--- Start ---

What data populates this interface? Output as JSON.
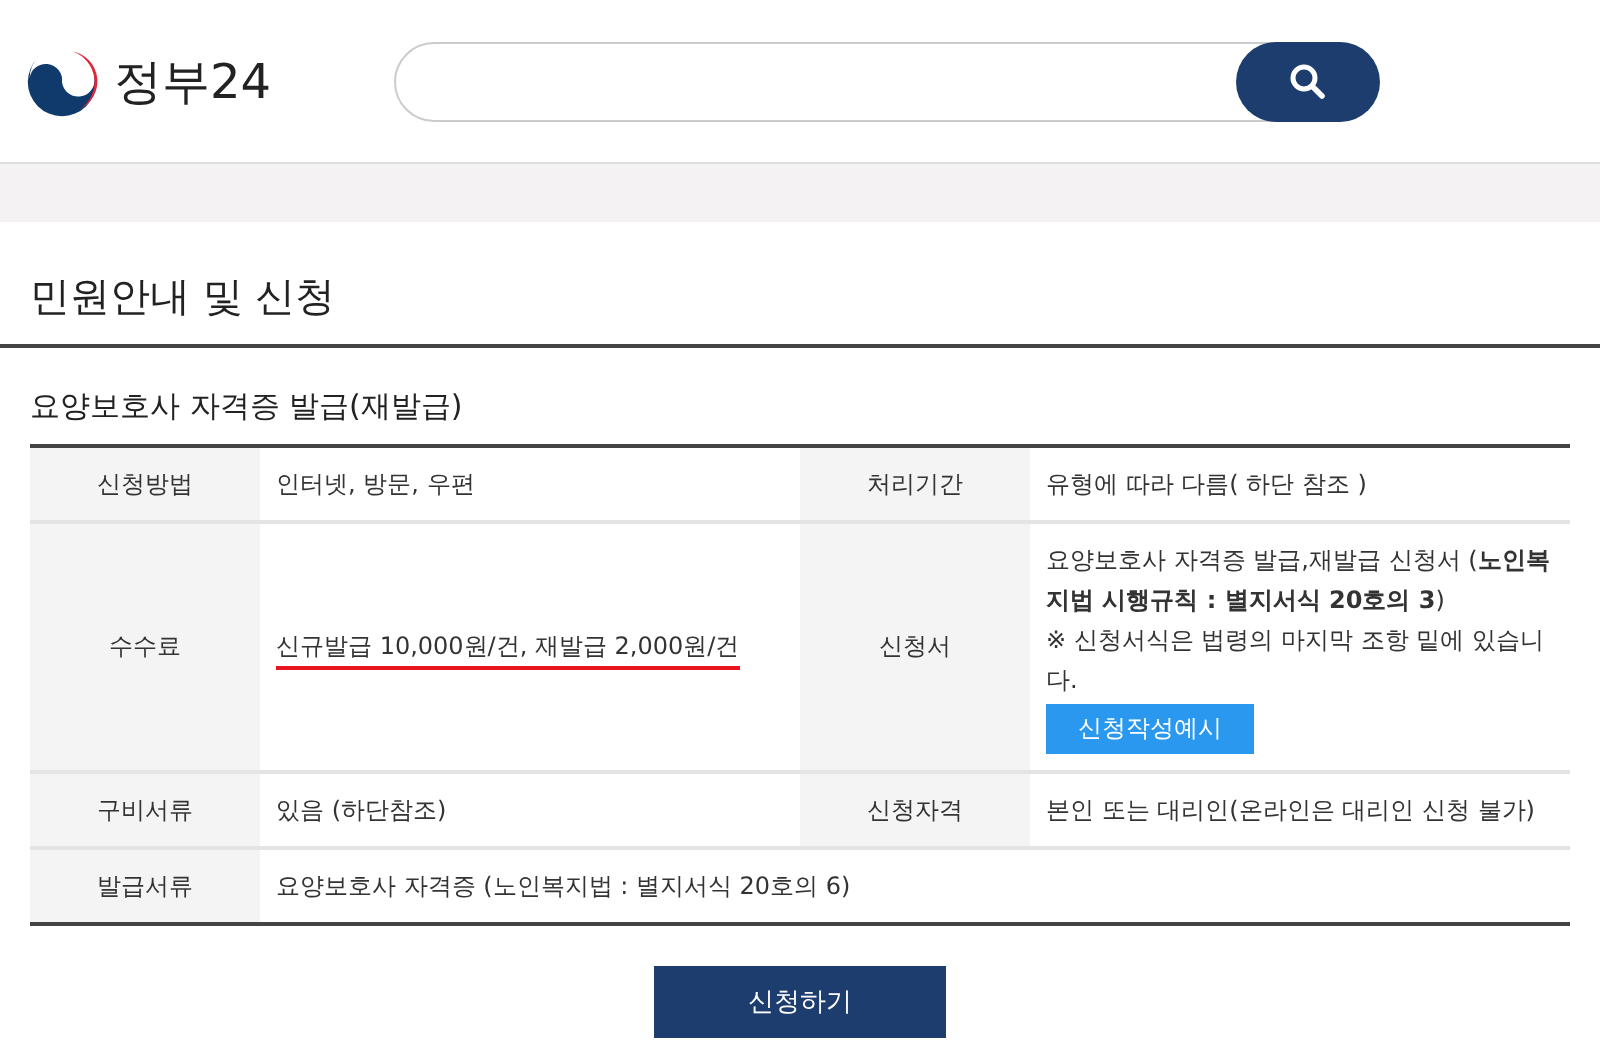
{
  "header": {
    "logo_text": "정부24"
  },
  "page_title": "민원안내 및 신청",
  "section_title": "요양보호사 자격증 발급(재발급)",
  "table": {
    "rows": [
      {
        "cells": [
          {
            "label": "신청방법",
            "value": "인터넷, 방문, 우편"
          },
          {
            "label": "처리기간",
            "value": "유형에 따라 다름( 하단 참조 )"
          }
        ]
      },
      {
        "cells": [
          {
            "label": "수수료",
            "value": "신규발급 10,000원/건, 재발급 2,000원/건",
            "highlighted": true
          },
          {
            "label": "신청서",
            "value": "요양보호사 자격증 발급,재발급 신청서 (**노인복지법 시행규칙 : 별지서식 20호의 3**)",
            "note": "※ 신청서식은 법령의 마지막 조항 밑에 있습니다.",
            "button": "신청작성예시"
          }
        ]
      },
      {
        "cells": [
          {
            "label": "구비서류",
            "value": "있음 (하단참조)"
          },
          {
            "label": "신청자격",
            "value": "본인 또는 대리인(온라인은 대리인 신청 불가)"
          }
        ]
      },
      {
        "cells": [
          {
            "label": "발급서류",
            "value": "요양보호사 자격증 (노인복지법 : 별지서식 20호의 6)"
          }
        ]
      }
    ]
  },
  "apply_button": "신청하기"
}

--- End ---

→ **Instructions to follow**: Each line that holds the word "노인복지법" should be extracted from the records.

→ **Complete output**:
            "value": "요양보호사 자격증 발급,재발급 신청서 (**노인복지법 시행규칙 : 별지서식 20호의 3**)",
            "value": "요양보호사 자격증 (노인복지법 : 별지서식 20호의 6)"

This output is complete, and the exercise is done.